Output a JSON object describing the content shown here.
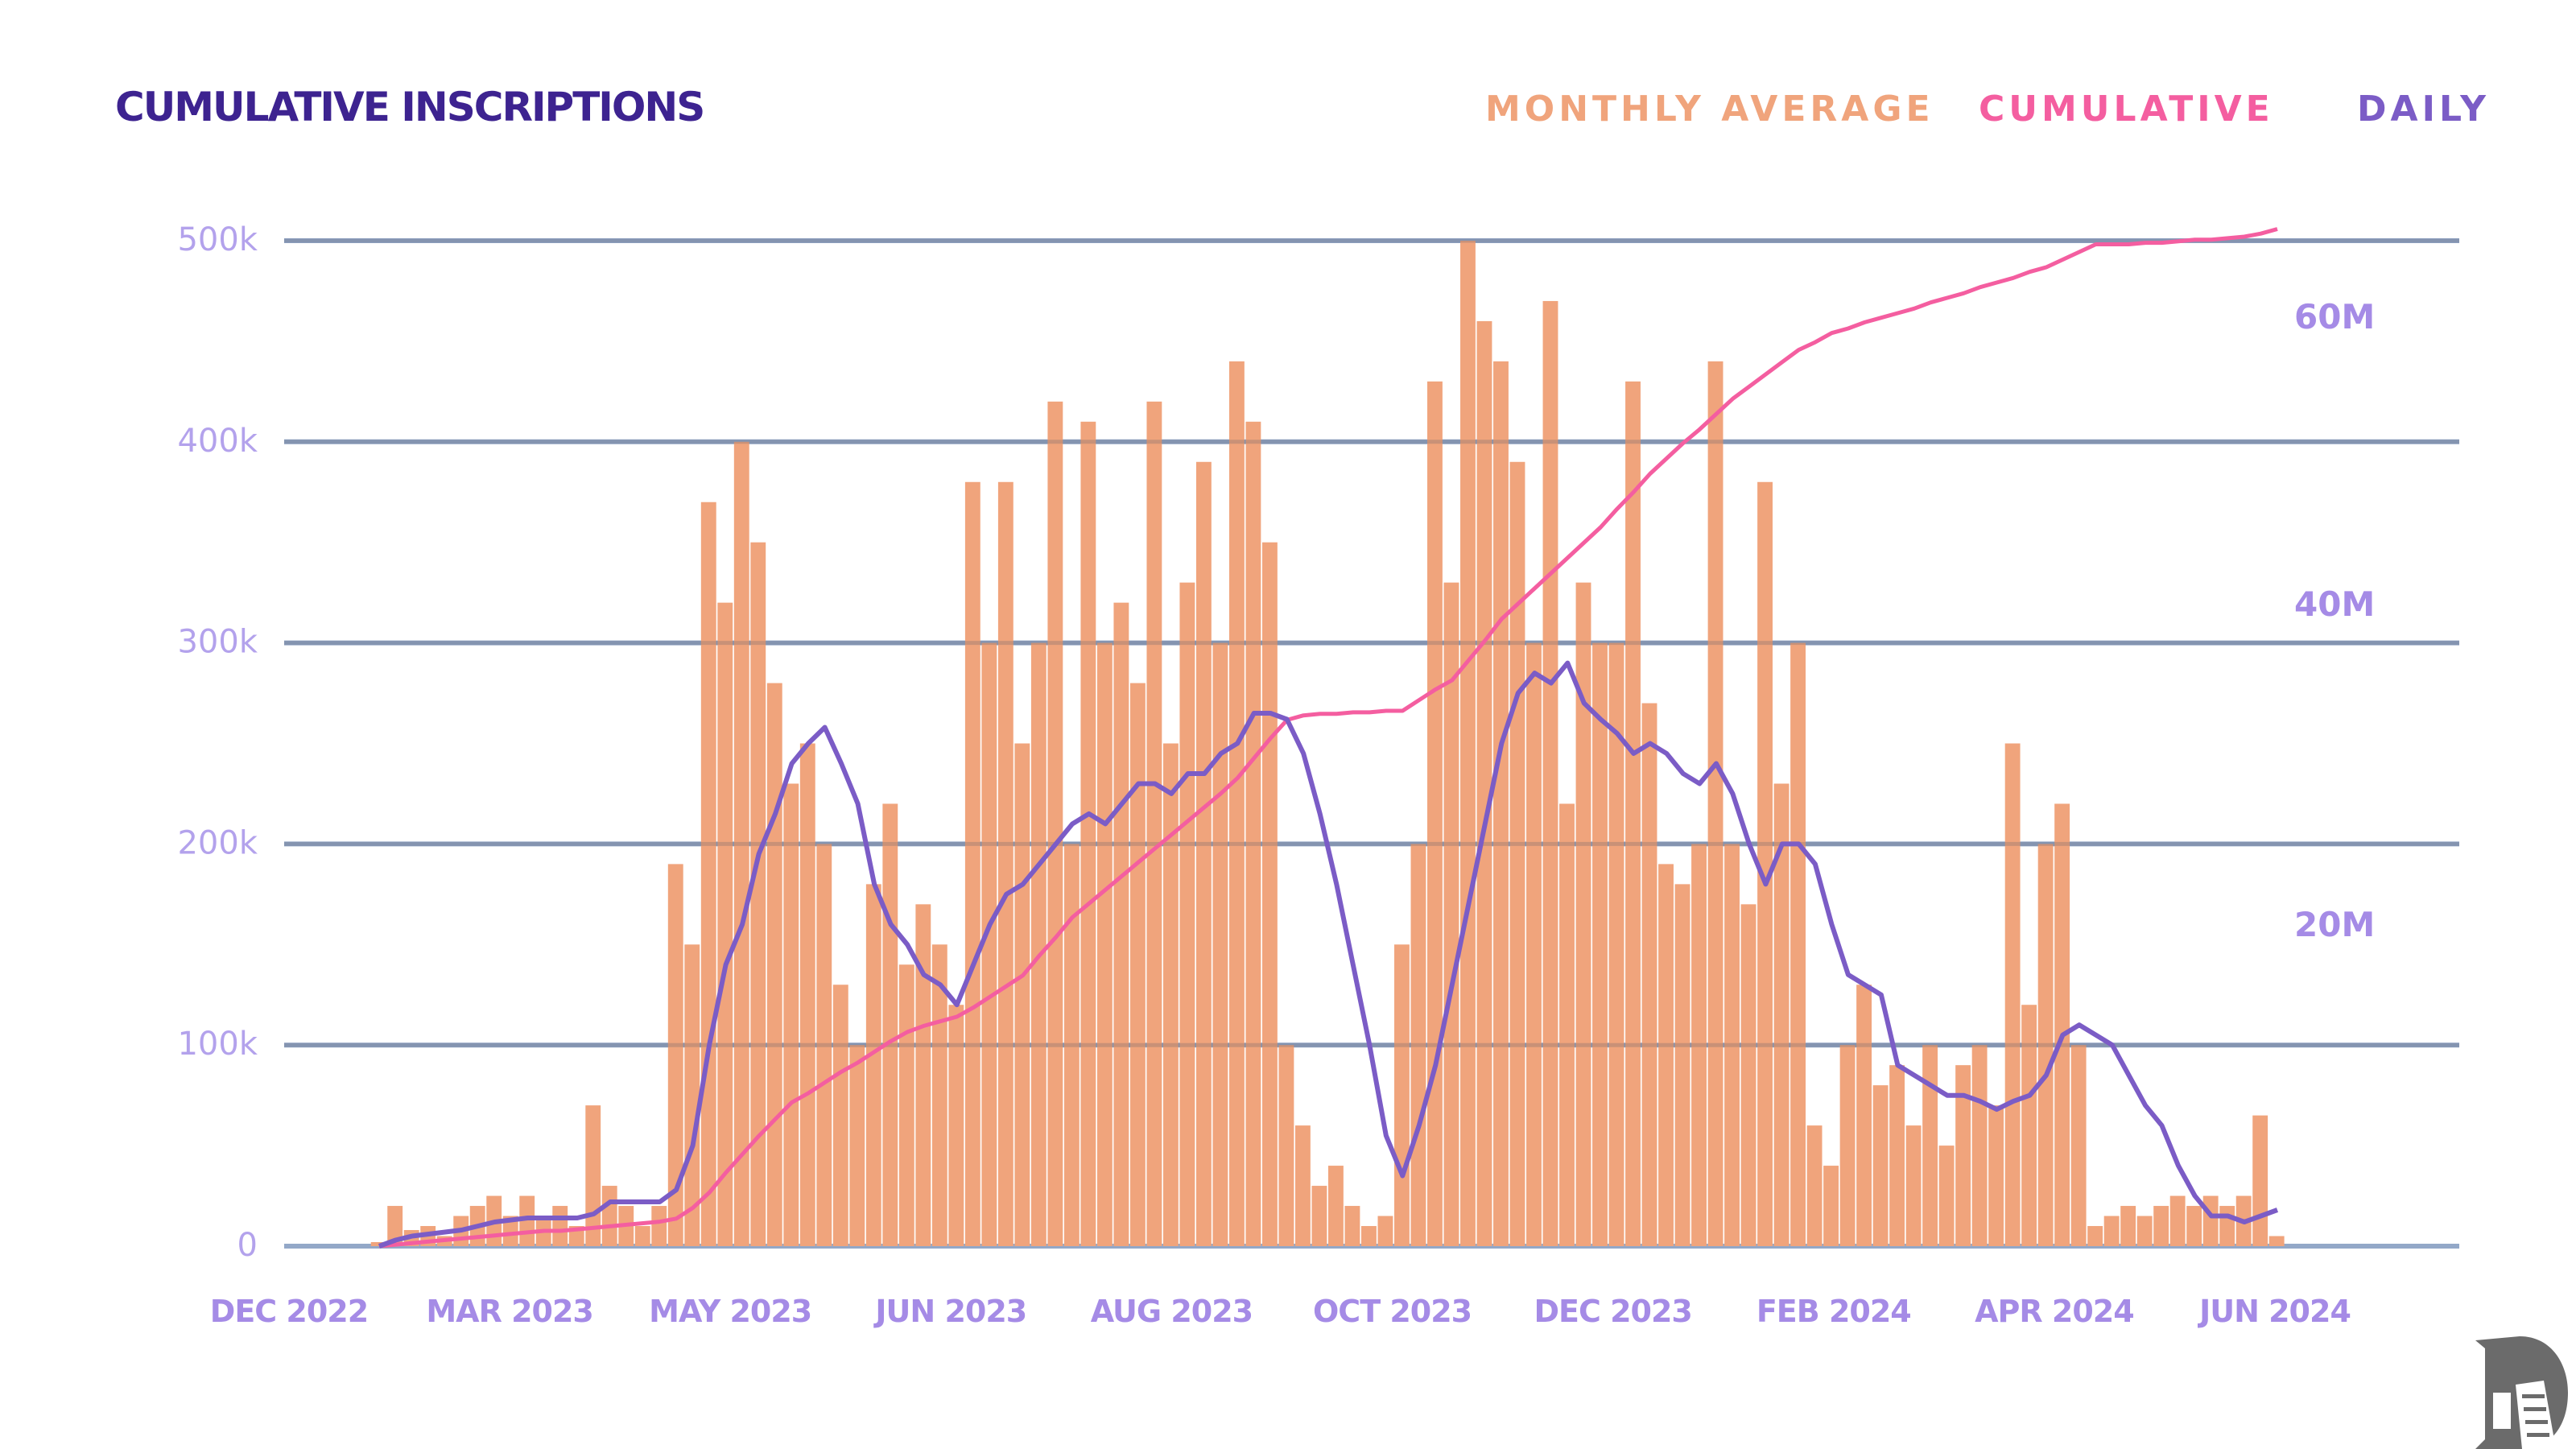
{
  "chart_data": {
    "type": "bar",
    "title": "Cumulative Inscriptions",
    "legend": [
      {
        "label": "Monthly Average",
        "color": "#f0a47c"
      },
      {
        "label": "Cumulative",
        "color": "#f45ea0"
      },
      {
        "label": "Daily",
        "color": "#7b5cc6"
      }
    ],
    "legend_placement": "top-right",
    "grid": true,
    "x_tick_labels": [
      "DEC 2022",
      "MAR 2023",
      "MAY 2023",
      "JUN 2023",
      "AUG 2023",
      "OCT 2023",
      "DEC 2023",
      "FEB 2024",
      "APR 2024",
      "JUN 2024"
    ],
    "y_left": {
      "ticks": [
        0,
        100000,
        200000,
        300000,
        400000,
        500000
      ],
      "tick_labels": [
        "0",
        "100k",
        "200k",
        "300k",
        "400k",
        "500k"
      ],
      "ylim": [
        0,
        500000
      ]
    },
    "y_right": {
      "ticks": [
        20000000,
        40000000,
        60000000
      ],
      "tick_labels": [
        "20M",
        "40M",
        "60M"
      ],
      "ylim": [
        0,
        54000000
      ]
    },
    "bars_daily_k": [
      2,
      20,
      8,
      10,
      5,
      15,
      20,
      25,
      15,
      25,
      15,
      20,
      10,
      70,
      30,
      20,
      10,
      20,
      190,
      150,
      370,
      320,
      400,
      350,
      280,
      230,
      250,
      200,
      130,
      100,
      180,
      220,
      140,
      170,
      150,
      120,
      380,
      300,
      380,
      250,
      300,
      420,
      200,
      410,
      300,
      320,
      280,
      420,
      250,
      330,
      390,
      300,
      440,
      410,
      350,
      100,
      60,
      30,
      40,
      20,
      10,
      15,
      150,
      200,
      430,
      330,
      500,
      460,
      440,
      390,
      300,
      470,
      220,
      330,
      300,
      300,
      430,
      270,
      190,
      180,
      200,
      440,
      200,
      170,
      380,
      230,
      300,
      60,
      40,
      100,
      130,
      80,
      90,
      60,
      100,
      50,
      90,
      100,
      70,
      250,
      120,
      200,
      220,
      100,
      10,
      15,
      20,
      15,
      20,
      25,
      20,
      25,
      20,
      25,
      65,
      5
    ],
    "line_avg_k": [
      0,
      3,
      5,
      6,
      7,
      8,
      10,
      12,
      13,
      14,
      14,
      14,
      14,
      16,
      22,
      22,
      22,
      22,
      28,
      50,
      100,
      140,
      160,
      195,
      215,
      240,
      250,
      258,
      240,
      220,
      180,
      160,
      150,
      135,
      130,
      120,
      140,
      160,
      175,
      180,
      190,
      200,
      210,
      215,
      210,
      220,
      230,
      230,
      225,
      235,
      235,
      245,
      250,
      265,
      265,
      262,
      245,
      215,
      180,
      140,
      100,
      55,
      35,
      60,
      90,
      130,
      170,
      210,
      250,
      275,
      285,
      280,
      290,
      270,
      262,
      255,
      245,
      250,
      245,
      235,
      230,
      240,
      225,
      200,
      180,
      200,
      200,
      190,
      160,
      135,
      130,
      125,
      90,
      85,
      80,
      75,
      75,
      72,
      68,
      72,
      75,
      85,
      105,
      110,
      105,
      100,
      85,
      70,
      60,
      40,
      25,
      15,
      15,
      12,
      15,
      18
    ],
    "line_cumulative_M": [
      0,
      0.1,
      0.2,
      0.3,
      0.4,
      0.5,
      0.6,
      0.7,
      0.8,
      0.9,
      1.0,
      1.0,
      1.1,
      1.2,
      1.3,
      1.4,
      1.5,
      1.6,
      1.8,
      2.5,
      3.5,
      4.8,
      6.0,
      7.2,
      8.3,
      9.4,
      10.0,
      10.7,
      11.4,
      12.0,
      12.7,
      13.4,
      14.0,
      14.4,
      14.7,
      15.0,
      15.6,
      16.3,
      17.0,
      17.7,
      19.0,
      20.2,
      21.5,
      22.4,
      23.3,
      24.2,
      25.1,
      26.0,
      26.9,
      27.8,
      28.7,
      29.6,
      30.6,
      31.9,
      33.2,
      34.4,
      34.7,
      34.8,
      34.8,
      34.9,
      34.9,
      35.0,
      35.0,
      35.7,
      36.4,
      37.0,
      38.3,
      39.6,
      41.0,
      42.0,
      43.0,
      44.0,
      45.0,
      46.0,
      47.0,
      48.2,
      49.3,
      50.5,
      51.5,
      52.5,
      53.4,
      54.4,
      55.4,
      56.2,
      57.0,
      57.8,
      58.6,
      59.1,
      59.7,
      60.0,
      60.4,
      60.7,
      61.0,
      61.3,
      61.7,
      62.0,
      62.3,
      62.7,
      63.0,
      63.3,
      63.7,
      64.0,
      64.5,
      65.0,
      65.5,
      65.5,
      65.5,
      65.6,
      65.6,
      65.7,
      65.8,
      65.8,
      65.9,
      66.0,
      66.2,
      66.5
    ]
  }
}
---------------
▶ **What to produce**:
Write out the material above again, word for word, minus its pictures.

▶ **Task solution**:
Output a JSON object describing the content shown here.
{
  "chart_data": {
    "type": "bar",
    "title": "Cumulative Inscriptions",
    "legend": [
      {
        "label": "Monthly Average",
        "color": "#f0a47c"
      },
      {
        "label": "Cumulative",
        "color": "#f45ea0"
      },
      {
        "label": "Daily",
        "color": "#7b5cc6"
      }
    ],
    "legend_placement": "top-right",
    "grid": true,
    "x_tick_labels": [
      "DEC 2022",
      "MAR 2023",
      "MAY 2023",
      "JUN 2023",
      "AUG 2023",
      "OCT 2023",
      "DEC 2023",
      "FEB 2024",
      "APR 2024",
      "JUN 2024"
    ],
    "y_left": {
      "ticks": [
        0,
        100000,
        200000,
        300000,
        400000,
        500000
      ],
      "tick_labels": [
        "0",
        "100k",
        "200k",
        "300k",
        "400k",
        "500k"
      ],
      "ylim": [
        0,
        500000
      ]
    },
    "y_right": {
      "ticks": [
        20000000,
        40000000,
        60000000
      ],
      "tick_labels": [
        "20M",
        "40M",
        "60M"
      ],
      "ylim": [
        0,
        54000000
      ]
    },
    "bars_daily_k": [
      2,
      20,
      8,
      10,
      5,
      15,
      20,
      25,
      15,
      25,
      15,
      20,
      10,
      70,
      30,
      20,
      10,
      20,
      190,
      150,
      370,
      320,
      400,
      350,
      280,
      230,
      250,
      200,
      130,
      100,
      180,
      220,
      140,
      170,
      150,
      120,
      380,
      300,
      380,
      250,
      300,
      420,
      200,
      410,
      300,
      320,
      280,
      420,
      250,
      330,
      390,
      300,
      440,
      410,
      350,
      100,
      60,
      30,
      40,
      20,
      10,
      15,
      150,
      200,
      430,
      330,
      500,
      460,
      440,
      390,
      300,
      470,
      220,
      330,
      300,
      300,
      430,
      270,
      190,
      180,
      200,
      440,
      200,
      170,
      380,
      230,
      300,
      60,
      40,
      100,
      130,
      80,
      90,
      60,
      100,
      50,
      90,
      100,
      70,
      250,
      120,
      200,
      220,
      100,
      10,
      15,
      20,
      15,
      20,
      25,
      20,
      25,
      20,
      25,
      65,
      5
    ],
    "line_avg_k": [
      0,
      3,
      5,
      6,
      7,
      8,
      10,
      12,
      13,
      14,
      14,
      14,
      14,
      16,
      22,
      22,
      22,
      22,
      28,
      50,
      100,
      140,
      160,
      195,
      215,
      240,
      250,
      258,
      240,
      220,
      180,
      160,
      150,
      135,
      130,
      120,
      140,
      160,
      175,
      180,
      190,
      200,
      210,
      215,
      210,
      220,
      230,
      230,
      225,
      235,
      235,
      245,
      250,
      265,
      265,
      262,
      245,
      215,
      180,
      140,
      100,
      55,
      35,
      60,
      90,
      130,
      170,
      210,
      250,
      275,
      285,
      280,
      290,
      270,
      262,
      255,
      245,
      250,
      245,
      235,
      230,
      240,
      225,
      200,
      180,
      200,
      200,
      190,
      160,
      135,
      130,
      125,
      90,
      85,
      80,
      75,
      75,
      72,
      68,
      72,
      75,
      85,
      105,
      110,
      105,
      100,
      85,
      70,
      60,
      40,
      25,
      15,
      15,
      12,
      15,
      18
    ],
    "line_cumulative_M": [
      0,
      0.1,
      0.2,
      0.3,
      0.4,
      0.5,
      0.6,
      0.7,
      0.8,
      0.9,
      1.0,
      1.0,
      1.1,
      1.2,
      1.3,
      1.4,
      1.5,
      1.6,
      1.8,
      2.5,
      3.5,
      4.8,
      6.0,
      7.2,
      8.3,
      9.4,
      10.0,
      10.7,
      11.4,
      12.0,
      12.7,
      13.4,
      14.0,
      14.4,
      14.7,
      15.0,
      15.6,
      16.3,
      17.0,
      17.7,
      19.0,
      20.2,
      21.5,
      22.4,
      23.3,
      24.2,
      25.1,
      26.0,
      26.9,
      27.8,
      28.7,
      29.6,
      30.6,
      31.9,
      33.2,
      34.4,
      34.7,
      34.8,
      34.8,
      34.9,
      34.9,
      35.0,
      35.0,
      35.7,
      36.4,
      37.0,
      38.3,
      39.6,
      41.0,
      42.0,
      43.0,
      44.0,
      45.0,
      46.0,
      47.0,
      48.2,
      49.3,
      50.5,
      51.5,
      52.5,
      53.4,
      54.4,
      55.4,
      56.2,
      57.0,
      57.8,
      58.6,
      59.1,
      59.7,
      60.0,
      60.4,
      60.7,
      61.0,
      61.3,
      61.7,
      62.0,
      62.3,
      62.7,
      63.0,
      63.3,
      63.7,
      64.0,
      64.5,
      65.0,
      65.5,
      65.5,
      65.5,
      65.6,
      65.6,
      65.7,
      65.8,
      65.8,
      65.9,
      66.0,
      66.2,
      66.5
    ]
  }
}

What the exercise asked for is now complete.